- _Task brief_: Please copy all the lines that follow, word for word.

- _Excerpted data_:
*****

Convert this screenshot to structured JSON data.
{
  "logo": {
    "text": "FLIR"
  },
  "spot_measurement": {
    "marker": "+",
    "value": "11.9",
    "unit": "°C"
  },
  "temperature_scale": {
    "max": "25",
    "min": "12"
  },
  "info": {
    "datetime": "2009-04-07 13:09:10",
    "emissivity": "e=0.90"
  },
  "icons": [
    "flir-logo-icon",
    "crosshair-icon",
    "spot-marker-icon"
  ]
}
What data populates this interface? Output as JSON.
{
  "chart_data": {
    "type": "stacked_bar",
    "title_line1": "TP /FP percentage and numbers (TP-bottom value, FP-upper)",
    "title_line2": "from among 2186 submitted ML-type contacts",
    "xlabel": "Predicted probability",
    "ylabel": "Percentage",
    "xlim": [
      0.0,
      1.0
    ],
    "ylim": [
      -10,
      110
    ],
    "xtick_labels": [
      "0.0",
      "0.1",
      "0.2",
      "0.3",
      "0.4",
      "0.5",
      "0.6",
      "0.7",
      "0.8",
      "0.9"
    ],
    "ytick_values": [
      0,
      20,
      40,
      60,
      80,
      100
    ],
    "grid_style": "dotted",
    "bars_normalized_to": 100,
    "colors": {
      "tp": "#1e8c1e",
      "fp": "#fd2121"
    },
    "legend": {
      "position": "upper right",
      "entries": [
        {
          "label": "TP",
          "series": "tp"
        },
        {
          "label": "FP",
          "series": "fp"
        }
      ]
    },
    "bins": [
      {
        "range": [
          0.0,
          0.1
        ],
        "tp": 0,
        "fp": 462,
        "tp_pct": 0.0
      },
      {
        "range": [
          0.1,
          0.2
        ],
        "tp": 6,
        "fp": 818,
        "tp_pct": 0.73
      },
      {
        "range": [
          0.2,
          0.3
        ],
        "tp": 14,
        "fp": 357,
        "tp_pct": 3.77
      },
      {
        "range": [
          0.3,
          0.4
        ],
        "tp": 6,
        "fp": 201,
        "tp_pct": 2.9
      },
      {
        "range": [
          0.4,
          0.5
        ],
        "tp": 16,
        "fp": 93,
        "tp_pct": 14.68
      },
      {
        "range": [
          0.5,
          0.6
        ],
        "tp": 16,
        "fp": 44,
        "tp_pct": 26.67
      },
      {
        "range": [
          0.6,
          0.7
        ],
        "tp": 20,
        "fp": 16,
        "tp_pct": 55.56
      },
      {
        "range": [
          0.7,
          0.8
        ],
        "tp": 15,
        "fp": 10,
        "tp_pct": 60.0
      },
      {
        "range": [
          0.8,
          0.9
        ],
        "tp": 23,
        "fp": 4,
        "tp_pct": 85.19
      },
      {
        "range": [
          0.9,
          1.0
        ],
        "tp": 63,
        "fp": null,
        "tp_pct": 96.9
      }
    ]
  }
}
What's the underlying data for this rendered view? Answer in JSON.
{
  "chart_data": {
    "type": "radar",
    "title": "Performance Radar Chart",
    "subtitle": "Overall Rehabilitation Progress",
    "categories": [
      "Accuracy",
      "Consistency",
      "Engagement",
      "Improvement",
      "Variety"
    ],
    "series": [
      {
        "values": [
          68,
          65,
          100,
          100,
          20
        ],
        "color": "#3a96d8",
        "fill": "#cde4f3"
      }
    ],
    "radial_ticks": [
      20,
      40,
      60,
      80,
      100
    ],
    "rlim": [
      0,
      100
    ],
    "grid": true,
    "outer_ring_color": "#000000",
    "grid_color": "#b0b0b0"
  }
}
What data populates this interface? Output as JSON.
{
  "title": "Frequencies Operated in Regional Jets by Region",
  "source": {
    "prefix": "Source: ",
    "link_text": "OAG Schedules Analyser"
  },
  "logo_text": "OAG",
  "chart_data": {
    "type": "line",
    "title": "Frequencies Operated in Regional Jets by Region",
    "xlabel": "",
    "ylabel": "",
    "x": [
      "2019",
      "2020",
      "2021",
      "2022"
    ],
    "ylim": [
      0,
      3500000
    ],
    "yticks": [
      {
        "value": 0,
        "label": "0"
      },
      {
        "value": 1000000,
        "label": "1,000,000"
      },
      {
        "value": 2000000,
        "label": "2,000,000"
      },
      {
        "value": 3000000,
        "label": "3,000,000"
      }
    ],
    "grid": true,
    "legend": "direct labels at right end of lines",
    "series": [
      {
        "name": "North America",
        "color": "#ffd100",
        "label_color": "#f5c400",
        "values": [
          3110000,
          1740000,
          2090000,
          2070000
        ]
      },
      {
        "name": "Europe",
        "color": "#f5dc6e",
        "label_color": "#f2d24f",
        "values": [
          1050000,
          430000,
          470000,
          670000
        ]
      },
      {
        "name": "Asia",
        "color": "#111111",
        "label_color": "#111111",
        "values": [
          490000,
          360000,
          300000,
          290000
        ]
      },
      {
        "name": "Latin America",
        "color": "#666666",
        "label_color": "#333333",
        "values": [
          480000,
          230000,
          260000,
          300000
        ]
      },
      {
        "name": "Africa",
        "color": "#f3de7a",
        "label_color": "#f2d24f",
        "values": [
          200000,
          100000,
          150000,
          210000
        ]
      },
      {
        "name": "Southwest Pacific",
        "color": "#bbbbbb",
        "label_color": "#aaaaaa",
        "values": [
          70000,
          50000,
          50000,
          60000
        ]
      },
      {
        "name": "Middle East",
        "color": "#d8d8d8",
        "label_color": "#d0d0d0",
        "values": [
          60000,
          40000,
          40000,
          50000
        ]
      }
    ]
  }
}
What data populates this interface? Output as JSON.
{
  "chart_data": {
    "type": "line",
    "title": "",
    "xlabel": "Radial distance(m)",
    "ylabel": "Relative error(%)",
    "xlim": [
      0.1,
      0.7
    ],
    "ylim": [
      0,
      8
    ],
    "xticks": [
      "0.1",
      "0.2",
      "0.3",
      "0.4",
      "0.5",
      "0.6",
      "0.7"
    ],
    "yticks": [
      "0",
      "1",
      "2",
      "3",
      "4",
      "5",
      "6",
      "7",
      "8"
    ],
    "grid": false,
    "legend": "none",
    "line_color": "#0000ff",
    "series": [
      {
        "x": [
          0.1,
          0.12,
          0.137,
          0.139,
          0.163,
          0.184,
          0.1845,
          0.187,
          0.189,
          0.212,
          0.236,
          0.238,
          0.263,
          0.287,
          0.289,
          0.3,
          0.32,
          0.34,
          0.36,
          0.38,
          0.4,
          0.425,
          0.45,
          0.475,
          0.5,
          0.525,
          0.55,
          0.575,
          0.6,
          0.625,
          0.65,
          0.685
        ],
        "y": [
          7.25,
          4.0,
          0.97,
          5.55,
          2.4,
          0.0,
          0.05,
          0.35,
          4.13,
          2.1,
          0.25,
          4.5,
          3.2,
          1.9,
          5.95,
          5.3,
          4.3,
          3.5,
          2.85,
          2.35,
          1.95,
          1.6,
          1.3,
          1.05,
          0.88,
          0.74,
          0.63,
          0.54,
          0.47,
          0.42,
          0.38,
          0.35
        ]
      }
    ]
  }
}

*****

- _Correct response_:
Convert this screenshot to structured JSON data.
{
  "logo": {
    "text": "FLIR"
  },
  "spot_measurement": {
    "marker": "+",
    "value": "11.9",
    "unit": "°C"
  },
  "temperature_scale": {
    "max": "25",
    "min": "12"
  },
  "info": {
    "datetime": "2009-04-07 13:09:10",
    "emissivity": "e=0.90"
  },
  "icons": [
    "flir-logo-icon",
    "crosshair-icon",
    "spot-marker-icon"
  ]
}
What data populates this interface? Output as JSON.
{
  "chart_data": {
    "type": "stacked_bar",
    "title_line1": "TP /FP percentage and numbers (TP-bottom value, FP-upper)",
    "title_line2": "from among 2186 submitted ML-type contacts",
    "xlabel": "Predicted probability",
    "ylabel": "Percentage",
    "xlim": [
      0.0,
      1.0
    ],
    "ylim": [
      -10,
      110
    ],
    "xtick_labels": [
      "0.0",
      "0.1",
      "0.2",
      "0.3",
      "0.4",
      "0.5",
      "0.6",
      "0.7",
      "0.8",
      "0.9"
    ],
    "ytick_values": [
      0,
      20,
      40,
      60,
      80,
      100
    ],
    "grid_style": "dotted",
    "bars_normalized_to": 100,
    "colors": {
      "tp": "#1e8c1e",
      "fp": "#fd2121"
    },
    "legend": {
      "position": "upper right",
      "entries": [
        {
          "label": "TP",
          "series": "tp"
        },
        {
          "label": "FP",
          "series": "fp"
        }
      ]
    },
    "bins": [
      {
        "range": [
          0.0,
          0.1
        ],
        "tp": 0,
        "fp": 462,
        "tp_pct": 0.0
      },
      {
        "range": [
          0.1,
          0.2
        ],
        "tp": 6,
        "fp": 818,
        "tp_pct": 0.73
      },
      {
        "range": [
          0.2,
          0.3
        ],
        "tp": 14,
        "fp": 357,
        "tp_pct": 3.77
      },
      {
        "range": [
          0.3,
          0.4
        ],
        "tp": 6,
        "fp": 201,
        "tp_pct": 2.9
      },
      {
        "range": [
          0.4,
          0.5
        ],
        "tp": 16,
        "fp": 93,
        "tp_pct": 14.68
      },
      {
        "range": [
          0.5,
          0.6
        ],
        "tp": 16,
        "fp": 44,
        "tp_pct": 26.67
      },
      {
        "range": [
          0.6,
          0.7
        ],
        "tp": 20,
        "fp": 16,
        "tp_pct": 55.56
      },
      {
        "range": [
          0.7,
          0.8
        ],
        "tp": 15,
        "fp": 10,
        "tp_pct": 60.0
      },
      {
        "range": [
          0.8,
          0.9
        ],
        "tp": 23,
        "fp": 4,
        "tp_pct": 85.19
      },
      {
        "range": [
          0.9,
          1.0
        ],
        "tp": 63,
        "fp": null,
        "tp_pct": 96.9
      }
    ]
  }
}
What's the underlying data for this rendered view? Answer in JSON.
{
  "chart_data": {
    "type": "radar",
    "title": "Performance Radar Chart",
    "subtitle": "Overall Rehabilitation Progress",
    "categories": [
      "Accuracy",
      "Consistency",
      "Engagement",
      "Improvement",
      "Variety"
    ],
    "series": [
      {
        "values": [
          68,
          65,
          100,
          100,
          20
        ],
        "color": "#3a96d8",
        "fill": "#cde4f3"
      }
    ],
    "radial_ticks": [
      20,
      40,
      60,
      80,
      100
    ],
    "rlim": [
      0,
      100
    ],
    "grid": true,
    "outer_ring_color": "#000000",
    "grid_color": "#b0b0b0"
  }
}
What data populates this interface? Output as JSON.
{
  "title": "Frequencies Operated in Regional Jets by Region",
  "source": {
    "prefix": "Source: ",
    "link_text": "OAG Schedules Analyser"
  },
  "logo_text": "OAG",
  "chart_data": {
    "type": "line",
    "title": "Frequencies Operated in Regional Jets by Region",
    "xlabel": "",
    "ylabel": "",
    "x": [
      "2019",
      "2020",
      "2021",
      "2022"
    ],
    "ylim": [
      0,
      3500000
    ],
    "yticks": [
      {
        "value": 0,
        "label": "0"
      },
      {
        "value": 1000000,
        "label": "1,000,000"
      },
      {
        "value": 2000000,
        "label": "2,000,000"
      },
      {
        "value": 3000000,
        "label": "3,000,000"
      }
    ],
    "grid": true,
    "legend": "direct labels at right end of lines",
    "series": [
      {
        "name": "North America",
        "color": "#ffd100",
        "label_color": "#f5c400",
        "values": [
          3110000,
          1740000,
          2090000,
          2070000
        ]
      },
      {
        "name": "Europe",
        "color": "#f5dc6e",
        "label_color": "#f2d24f",
        "values": [
          1050000,
          430000,
          470000,
          670000
        ]
      },
      {
        "name": "Asia",
        "color": "#111111",
        "label_color": "#111111",
        "values": [
          490000,
          360000,
          300000,
          290000
        ]
      },
      {
        "name": "Latin America",
        "color": "#666666",
        "label_color": "#333333",
        "values": [
          480000,
          230000,
          260000,
          300000
        ]
      },
      {
        "name": "Africa",
        "color": "#f3de7a",
        "label_color": "#f2d24f",
        "values": [
          200000,
          100000,
          150000,
          210000
        ]
      },
      {
        "name": "Southwest Pacific",
        "color": "#bbbbbb",
        "label_color": "#aaaaaa",
        "values": [
          70000,
          50000,
          50000,
          60000
        ]
      },
      {
        "name": "Middle East",
        "color": "#d8d8d8",
        "label_color": "#d0d0d0",
        "values": [
          60000,
          40000,
          40000,
          50000
        ]
      }
    ]
  }
}
What data populates this interface? Output as JSON.
{
  "chart_data": {
    "type": "line",
    "title": "",
    "xlabel": "Radial distance(m)",
    "ylabel": "Relative error(%)",
    "xlim": [
      0.1,
      0.7
    ],
    "ylim": [
      0,
      8
    ],
    "xticks": [
      "0.1",
      "0.2",
      "0.3",
      "0.4",
      "0.5",
      "0.6",
      "0.7"
    ],
    "yticks": [
      "0",
      "1",
      "2",
      "3",
      "4",
      "5",
      "6",
      "7",
      "8"
    ],
    "grid": false,
    "legend": "none",
    "line_color": "#0000ff",
    "series": [
      {
        "x": [
          0.1,
          0.12,
          0.137,
          0.139,
          0.163,
          0.184,
          0.1845,
          0.187,
          0.189,
          0.212,
          0.236,
          0.238,
          0.263,
          0.287,
          0.289,
          0.3,
          0.32,
          0.34,
          0.36,
          0.38,
          0.4,
          0.425,
          0.45,
          0.475,
          0.5,
          0.525,
          0.55,
          0.575,
          0.6,
          0.625,
          0.65,
          0.685
        ],
        "y": [
          7.25,
          4.0,
          0.97,
          5.55,
          2.4,
          0.0,
          0.05,
          0.35,
          4.13,
          2.1,
          0.25,
          4.5,
          3.2,
          1.9,
          5.95,
          5.3,
          4.3,
          3.5,
          2.85,
          2.35,
          1.95,
          1.6,
          1.3,
          1.05,
          0.88,
          0.74,
          0.63,
          0.54,
          0.47,
          0.42,
          0.38,
          0.35
        ]
      }
    ]
  }
}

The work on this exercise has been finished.